▸ **Exercise instructions**
[a] In the excerpt on borrowing detection, why was the unevaluated background set released as part of the test set?
[b] Answer these questions on the excerpt on borrowing detection, marking your answers (i), (ii) and (iii):
(i) In what format was the data distributed?
(ii) Which measure served as the official score for the final ranking of teams?
(iii) What multitoken borrowing is used to illustrate span-level matching?
[c] Write out the text of the excerpt on borrowing detection between "4.3 Evaluation metrics" and "are correctly recognized and classified.", inclusive.

▸ **Page extract**
::::::::::
The data was distributed in CoNLL format. An additional collection of documents that was not evaluated (the background set) was released as a part of the test set. This was done to encourage scalability to larger data collections and to ensure that participating teams were not be able to easily perform manual examination of the evaluated part of the test set.
The dataset contained a high number of unique borrowings and OOV words, and there was minimal overlap between splits. This enabled a more rigorous evaluation of system performance, as it helped us better assess the generalizing abilities of the participants’ models. Table 2 contains the number of tokens and borrowing spans per type in each split.
4.3 Evaluation metrics
The evaluation metrics used for the task was the standard precision, recall and F1 over spans:
Precision: The percentage of borrowings in the system’s output that are correctly recognized and classified.
Recall: The percentage of borrowings in the test set that were correctly recognized and classified.
F1-measure was used as the oﬀicial evaluation score for the final ranking of the participating teams. Evaluation was done exclusively at the span level. This means that only exact matches were considered, and no credit was given to partial matches. For example, given the multitoken borrowing late night, the entire phrase would have to be correctly labeled in order to count as a true positive. This makes the evaluation more rigorous, as it avoids the overly-generous scores that can sometimes result from token level evaluation. A model that can only detect English function words would detect on and the in on the rocks or by in stand by and still get a generous result on a token-level evaluation.
::::::::::
▸ **Dataset extract**
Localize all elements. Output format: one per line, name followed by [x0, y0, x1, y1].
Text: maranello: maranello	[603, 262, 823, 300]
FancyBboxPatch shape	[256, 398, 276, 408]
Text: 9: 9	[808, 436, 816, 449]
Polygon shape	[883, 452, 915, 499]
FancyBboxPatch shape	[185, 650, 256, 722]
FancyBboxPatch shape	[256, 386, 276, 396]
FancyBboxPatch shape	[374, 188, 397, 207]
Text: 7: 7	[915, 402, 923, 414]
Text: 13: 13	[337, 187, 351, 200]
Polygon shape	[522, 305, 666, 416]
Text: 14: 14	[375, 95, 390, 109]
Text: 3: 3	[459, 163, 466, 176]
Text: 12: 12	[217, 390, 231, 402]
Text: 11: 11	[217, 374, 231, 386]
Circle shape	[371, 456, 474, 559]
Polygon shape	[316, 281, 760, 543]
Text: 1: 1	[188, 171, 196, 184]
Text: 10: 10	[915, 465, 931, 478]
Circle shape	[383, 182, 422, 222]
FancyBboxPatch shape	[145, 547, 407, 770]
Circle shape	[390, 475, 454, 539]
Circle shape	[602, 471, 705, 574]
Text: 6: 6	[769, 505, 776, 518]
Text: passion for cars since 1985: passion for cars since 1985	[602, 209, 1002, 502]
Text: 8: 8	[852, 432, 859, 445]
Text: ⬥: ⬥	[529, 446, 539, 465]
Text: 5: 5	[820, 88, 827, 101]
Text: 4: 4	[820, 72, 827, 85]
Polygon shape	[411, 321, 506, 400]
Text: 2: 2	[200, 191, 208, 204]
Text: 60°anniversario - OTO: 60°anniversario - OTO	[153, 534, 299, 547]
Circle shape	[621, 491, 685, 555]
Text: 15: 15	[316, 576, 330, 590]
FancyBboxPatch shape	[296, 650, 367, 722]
::::::::::
▸ **Solutions in order**
[a] The background set was released to encourage systems that scale to larger data collections. It also made it hard for participating teams to examine the evaluated part of the test set by hand.

[b]
(i) CoNLL format.
(ii) The F1-measure.
(iii) late night.

[c]
4.3 Evaluation metrics
The evaluation metrics used for the task was the standard precision, recall and F1 over spans:
Precision: The percentage of borrowings in the system’s output that are correctly recognized and classified.